WHAT IS BEING ASKED ::
Check each line of the data below for the word "title", then extract the ones that have it.

* Begin *

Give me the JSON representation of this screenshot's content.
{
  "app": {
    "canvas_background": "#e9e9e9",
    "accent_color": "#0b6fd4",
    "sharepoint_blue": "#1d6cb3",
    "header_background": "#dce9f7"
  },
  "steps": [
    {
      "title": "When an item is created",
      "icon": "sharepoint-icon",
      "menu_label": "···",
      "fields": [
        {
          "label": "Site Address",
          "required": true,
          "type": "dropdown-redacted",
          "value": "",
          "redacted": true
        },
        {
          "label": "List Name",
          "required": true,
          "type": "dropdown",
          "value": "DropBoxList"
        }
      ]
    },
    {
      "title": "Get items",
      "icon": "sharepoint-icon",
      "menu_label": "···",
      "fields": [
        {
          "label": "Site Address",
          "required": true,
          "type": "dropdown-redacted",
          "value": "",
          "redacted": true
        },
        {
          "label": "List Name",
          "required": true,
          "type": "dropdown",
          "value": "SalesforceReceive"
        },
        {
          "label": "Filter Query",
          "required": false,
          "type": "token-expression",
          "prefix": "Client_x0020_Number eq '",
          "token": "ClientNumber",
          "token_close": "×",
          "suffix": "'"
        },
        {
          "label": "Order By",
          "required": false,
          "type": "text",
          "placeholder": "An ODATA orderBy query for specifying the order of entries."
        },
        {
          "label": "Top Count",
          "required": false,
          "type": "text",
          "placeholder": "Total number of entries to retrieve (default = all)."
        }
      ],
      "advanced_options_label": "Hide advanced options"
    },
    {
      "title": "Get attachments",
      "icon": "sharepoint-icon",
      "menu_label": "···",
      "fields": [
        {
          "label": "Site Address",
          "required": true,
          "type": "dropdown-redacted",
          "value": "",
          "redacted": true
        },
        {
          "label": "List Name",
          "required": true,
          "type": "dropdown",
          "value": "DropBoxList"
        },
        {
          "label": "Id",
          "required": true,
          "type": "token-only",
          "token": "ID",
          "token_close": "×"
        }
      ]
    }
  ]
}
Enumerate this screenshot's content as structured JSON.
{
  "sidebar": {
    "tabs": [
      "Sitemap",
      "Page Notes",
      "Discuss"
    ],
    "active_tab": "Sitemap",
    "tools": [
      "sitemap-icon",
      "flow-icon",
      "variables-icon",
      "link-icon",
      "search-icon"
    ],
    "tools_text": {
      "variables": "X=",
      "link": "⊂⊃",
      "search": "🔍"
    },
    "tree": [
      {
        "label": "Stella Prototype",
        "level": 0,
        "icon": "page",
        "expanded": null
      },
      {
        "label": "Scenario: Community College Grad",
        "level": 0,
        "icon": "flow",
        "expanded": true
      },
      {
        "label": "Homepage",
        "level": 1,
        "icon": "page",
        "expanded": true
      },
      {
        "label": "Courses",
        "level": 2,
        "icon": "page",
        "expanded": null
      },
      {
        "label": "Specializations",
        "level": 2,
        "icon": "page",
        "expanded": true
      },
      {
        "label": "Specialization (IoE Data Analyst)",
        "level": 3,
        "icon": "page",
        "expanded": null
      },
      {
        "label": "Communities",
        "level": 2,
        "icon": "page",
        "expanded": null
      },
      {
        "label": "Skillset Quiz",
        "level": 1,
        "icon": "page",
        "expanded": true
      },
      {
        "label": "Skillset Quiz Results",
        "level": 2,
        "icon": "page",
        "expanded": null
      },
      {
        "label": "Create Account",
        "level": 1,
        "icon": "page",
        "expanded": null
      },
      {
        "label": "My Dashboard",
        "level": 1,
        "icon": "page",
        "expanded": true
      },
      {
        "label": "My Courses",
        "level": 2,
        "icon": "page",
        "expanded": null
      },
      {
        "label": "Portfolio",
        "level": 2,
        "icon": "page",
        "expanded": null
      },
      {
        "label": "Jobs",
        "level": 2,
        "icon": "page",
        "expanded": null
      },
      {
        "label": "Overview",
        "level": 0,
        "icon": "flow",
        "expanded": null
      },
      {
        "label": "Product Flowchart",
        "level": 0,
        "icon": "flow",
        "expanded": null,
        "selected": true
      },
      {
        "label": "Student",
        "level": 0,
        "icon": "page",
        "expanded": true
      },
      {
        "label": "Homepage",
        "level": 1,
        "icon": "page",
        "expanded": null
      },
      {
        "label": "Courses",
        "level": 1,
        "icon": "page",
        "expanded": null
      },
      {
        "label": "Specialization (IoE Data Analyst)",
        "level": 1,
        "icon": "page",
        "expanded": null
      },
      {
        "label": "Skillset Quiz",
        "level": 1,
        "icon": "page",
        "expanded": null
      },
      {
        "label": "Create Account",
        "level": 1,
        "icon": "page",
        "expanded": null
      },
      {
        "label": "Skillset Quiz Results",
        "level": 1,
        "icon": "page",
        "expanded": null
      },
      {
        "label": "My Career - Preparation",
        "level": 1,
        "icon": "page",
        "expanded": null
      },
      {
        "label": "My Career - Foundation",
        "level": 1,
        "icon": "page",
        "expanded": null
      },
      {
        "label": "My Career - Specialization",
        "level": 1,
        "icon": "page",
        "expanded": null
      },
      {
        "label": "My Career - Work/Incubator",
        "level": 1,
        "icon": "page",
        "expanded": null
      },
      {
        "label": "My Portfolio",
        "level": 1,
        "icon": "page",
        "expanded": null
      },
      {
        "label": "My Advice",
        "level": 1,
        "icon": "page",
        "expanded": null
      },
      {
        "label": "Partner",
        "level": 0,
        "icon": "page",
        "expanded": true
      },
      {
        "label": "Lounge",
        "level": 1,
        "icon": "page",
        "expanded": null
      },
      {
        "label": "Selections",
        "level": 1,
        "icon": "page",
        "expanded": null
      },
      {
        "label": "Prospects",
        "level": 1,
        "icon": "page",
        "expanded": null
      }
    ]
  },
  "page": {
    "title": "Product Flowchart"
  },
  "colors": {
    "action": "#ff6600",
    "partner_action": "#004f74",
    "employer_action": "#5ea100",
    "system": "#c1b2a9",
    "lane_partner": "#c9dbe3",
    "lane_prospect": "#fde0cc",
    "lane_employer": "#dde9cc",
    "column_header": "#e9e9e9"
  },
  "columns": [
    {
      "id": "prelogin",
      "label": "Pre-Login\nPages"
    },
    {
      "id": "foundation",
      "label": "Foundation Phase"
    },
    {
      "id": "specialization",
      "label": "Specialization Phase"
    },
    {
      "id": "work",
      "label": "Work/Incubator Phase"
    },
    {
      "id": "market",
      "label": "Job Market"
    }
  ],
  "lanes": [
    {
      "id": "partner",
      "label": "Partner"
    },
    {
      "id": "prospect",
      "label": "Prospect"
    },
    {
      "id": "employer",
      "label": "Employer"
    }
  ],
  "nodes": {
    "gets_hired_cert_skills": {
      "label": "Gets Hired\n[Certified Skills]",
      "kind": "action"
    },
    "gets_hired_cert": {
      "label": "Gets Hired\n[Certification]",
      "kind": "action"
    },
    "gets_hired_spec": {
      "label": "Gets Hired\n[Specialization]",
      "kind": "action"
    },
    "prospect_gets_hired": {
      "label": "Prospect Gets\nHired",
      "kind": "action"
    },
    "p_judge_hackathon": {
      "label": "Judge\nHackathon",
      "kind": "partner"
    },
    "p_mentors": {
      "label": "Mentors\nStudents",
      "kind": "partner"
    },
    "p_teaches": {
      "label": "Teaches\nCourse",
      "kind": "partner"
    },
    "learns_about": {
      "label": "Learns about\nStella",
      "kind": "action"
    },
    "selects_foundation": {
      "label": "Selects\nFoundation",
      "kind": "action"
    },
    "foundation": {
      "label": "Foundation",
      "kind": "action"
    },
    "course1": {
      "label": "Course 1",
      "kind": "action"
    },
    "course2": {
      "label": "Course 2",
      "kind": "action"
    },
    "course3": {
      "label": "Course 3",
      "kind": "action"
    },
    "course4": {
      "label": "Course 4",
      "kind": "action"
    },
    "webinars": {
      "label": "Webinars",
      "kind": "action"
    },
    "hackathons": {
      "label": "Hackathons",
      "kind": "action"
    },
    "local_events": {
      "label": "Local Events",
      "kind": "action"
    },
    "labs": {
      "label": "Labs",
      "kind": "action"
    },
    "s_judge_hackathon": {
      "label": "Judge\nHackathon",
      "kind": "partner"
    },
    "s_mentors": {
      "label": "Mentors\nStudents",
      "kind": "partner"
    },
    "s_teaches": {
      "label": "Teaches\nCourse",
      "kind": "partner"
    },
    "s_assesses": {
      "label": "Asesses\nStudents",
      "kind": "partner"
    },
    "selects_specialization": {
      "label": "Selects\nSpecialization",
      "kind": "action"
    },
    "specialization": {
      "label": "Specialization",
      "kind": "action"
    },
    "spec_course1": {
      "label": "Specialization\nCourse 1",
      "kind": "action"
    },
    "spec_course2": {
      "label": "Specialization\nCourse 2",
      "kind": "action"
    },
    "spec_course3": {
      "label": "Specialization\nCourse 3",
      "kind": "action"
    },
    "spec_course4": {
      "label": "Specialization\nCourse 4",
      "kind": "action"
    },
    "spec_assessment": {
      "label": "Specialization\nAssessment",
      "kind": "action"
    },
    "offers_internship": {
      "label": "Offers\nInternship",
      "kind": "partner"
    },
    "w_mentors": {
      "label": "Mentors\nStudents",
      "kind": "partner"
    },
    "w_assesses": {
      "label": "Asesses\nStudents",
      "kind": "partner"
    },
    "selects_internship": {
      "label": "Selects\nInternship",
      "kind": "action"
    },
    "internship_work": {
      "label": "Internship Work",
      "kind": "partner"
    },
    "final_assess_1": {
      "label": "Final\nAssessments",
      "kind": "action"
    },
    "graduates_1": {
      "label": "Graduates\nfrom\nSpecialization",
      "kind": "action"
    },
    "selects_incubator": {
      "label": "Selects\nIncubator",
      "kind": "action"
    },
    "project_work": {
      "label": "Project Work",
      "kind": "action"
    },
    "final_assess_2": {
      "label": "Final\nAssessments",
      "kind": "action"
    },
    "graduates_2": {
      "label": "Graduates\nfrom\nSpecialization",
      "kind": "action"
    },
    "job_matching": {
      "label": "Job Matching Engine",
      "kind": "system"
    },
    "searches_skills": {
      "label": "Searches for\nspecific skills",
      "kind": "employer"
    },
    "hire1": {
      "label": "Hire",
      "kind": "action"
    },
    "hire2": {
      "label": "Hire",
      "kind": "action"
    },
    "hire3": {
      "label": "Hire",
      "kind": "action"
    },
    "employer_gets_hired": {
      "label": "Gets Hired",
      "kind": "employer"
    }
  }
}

* End *

THE COMPLETED TASK ::
      "title": "When an item is created",
      "title": "Get items",
      "title": "Get attachments",
    "title": "Product Flowchart"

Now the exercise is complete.